- What this task involves
Type the records out again in full, exactly.

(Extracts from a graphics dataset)

———

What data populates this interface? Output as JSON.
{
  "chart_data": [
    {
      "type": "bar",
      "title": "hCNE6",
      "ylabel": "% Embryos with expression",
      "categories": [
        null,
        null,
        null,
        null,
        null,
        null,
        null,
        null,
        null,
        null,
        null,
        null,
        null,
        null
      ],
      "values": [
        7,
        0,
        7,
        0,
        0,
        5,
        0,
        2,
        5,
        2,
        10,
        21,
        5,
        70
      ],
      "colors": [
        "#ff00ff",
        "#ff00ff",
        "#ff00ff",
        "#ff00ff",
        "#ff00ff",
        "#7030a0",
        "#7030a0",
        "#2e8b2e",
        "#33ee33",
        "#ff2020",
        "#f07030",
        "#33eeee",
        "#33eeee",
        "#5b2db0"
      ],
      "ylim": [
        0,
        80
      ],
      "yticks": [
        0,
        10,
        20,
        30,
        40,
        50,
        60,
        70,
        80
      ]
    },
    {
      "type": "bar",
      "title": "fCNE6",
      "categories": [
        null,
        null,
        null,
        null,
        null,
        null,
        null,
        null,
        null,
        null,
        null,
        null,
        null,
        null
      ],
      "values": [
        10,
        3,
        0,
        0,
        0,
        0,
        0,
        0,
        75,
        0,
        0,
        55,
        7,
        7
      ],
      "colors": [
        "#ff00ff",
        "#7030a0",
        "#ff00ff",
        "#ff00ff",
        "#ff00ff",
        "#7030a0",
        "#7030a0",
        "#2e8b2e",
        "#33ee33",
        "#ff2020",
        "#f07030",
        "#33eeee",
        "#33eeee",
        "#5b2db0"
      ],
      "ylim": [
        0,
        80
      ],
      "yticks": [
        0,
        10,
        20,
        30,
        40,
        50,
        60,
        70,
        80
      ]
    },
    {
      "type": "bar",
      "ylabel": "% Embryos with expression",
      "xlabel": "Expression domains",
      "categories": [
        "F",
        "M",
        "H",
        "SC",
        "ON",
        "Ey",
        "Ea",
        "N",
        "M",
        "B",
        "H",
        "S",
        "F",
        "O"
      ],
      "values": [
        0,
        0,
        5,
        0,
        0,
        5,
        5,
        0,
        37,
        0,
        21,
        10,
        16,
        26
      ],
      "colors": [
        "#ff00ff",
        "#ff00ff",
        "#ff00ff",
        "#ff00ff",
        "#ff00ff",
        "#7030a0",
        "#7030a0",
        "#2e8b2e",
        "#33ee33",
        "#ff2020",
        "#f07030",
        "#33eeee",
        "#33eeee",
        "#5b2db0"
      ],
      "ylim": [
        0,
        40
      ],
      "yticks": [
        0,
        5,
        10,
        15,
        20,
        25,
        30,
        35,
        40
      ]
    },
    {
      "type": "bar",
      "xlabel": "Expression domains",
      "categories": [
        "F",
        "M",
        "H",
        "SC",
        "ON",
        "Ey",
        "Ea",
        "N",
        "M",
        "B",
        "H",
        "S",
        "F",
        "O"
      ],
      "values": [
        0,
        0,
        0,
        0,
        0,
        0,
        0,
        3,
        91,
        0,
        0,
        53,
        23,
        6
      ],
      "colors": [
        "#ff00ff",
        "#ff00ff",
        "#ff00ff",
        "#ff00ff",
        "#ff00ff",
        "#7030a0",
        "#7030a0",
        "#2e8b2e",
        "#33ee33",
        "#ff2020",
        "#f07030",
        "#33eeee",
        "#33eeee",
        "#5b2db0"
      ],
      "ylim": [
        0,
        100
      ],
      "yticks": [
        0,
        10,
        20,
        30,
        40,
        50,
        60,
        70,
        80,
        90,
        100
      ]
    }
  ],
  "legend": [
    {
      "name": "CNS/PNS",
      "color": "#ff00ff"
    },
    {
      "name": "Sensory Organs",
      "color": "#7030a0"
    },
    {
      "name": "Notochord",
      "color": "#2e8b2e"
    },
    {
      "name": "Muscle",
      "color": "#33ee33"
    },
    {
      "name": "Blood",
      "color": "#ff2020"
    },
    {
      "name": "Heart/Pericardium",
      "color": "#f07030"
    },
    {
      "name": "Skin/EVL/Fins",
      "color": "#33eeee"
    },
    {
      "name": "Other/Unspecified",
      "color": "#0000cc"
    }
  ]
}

———

- Task response
What data populates this interface? Output as JSON.
{
  "chart_data": [
    {
      "type": "bar",
      "title": "hCNE6",
      "ylabel": "% Embryos with expression",
      "categories": [
        null,
        null,
        null,
        null,
        null,
        null,
        null,
        null,
        null,
        null,
        null,
        null,
        null,
        null
      ],
      "values": [
        7,
        0,
        7,
        0,
        0,
        5,
        0,
        2,
        5,
        2,
        10,
        21,
        5,
        70
      ],
      "colors": [
        "#ff00ff",
        "#ff00ff",
        "#ff00ff",
        "#ff00ff",
        "#ff00ff",
        "#7030a0",
        "#7030a0",
        "#2e8b2e",
        "#33ee33",
        "#ff2020",
        "#f07030",
        "#33eeee",
        "#33eeee",
        "#5b2db0"
      ],
      "ylim": [
        0,
        80
      ],
      "yticks": [
        0,
        10,
        20,
        30,
        40,
        50,
        60,
        70,
        80
      ]
    },
    {
      "type": "bar",
      "title": "fCNE6",
      "categories": [
        null,
        null,
        null,
        null,
        null,
        null,
        null,
        null,
        null,
        null,
        null,
        null,
        null,
        null
      ],
      "values": [
        10,
        3,
        0,
        0,
        0,
        0,
        0,
        0,
        75,
        0,
        0,
        55,
        7,
        7
      ],
      "colors": [
        "#ff00ff",
        "#7030a0",
        "#ff00ff",
        "#ff00ff",
        "#ff00ff",
        "#7030a0",
        "#7030a0",
        "#2e8b2e",
        "#33ee33",
        "#ff2020",
        "#f07030",
        "#33eeee",
        "#33eeee",
        "#5b2db0"
      ],
      "ylim": [
        0,
        80
      ],
      "yticks": [
        0,
        10,
        20,
        30,
        40,
        50,
        60,
        70,
        80
      ]
    },
    {
      "type": "bar",
      "ylabel": "% Embryos with expression",
      "xlabel": "Expression domains",
      "categories": [
        "F",
        "M",
        "H",
        "SC",
        "ON",
        "Ey",
        "Ea",
        "N",
        "M",
        "B",
        "H",
        "S",
        "F",
        "O"
      ],
      "values": [
        0,
        0,
        5,
        0,
        0,
        5,
        5,
        0,
        37,
        0,
        21,
        10,
        16,
        26
      ],
      "colors": [
        "#ff00ff",
        "#ff00ff",
        "#ff00ff",
        "#ff00ff",
        "#ff00ff",
        "#7030a0",
        "#7030a0",
        "#2e8b2e",
        "#33ee33",
        "#ff2020",
        "#f07030",
        "#33eeee",
        "#33eeee",
        "#5b2db0"
      ],
      "ylim": [
        0,
        40
      ],
      "yticks": [
        0,
        5,
        10,
        15,
        20,
        25,
        30,
        35,
        40
      ]
    },
    {
      "type": "bar",
      "xlabel": "Expression domains",
      "categories": [
        "F",
        "M",
        "H",
        "SC",
        "ON",
        "Ey",
        "Ea",
        "N",
        "M",
        "B",
        "H",
        "S",
        "F",
        "O"
      ],
      "values": [
        0,
        0,
        0,
        0,
        0,
        0,
        0,
        3,
        91,
        0,
        0,
        53,
        23,
        6
      ],
      "colors": [
        "#ff00ff",
        "#ff00ff",
        "#ff00ff",
        "#ff00ff",
        "#ff00ff",
        "#7030a0",
        "#7030a0",
        "#2e8b2e",
        "#33ee33",
        "#ff2020",
        "#f07030",
        "#33eeee",
        "#33eeee",
        "#5b2db0"
      ],
      "ylim": [
        0,
        100
      ],
      "yticks": [
        0,
        10,
        20,
        30,
        40,
        50,
        60,
        70,
        80,
        90,
        100
      ]
    }
  ],
  "legend": [
    {
      "name": "CNS/PNS",
      "color": "#ff00ff"
    },
    {
      "name": "Sensory Organs",
      "color": "#7030a0"
    },
    {
      "name": "Notochord",
      "color": "#2e8b2e"
    },
    {
      "name": "Muscle",
      "color": "#33ee33"
    },
    {
      "name": "Blood",
      "color": "#ff2020"
    },
    {
      "name": "Heart/Pericardium",
      "color": "#f07030"
    },
    {
      "name": "Skin/EVL/Fins",
      "color": "#33eeee"
    },
    {
      "name": "Other/Unspecified",
      "color": "#0000cc"
    }
  ]
}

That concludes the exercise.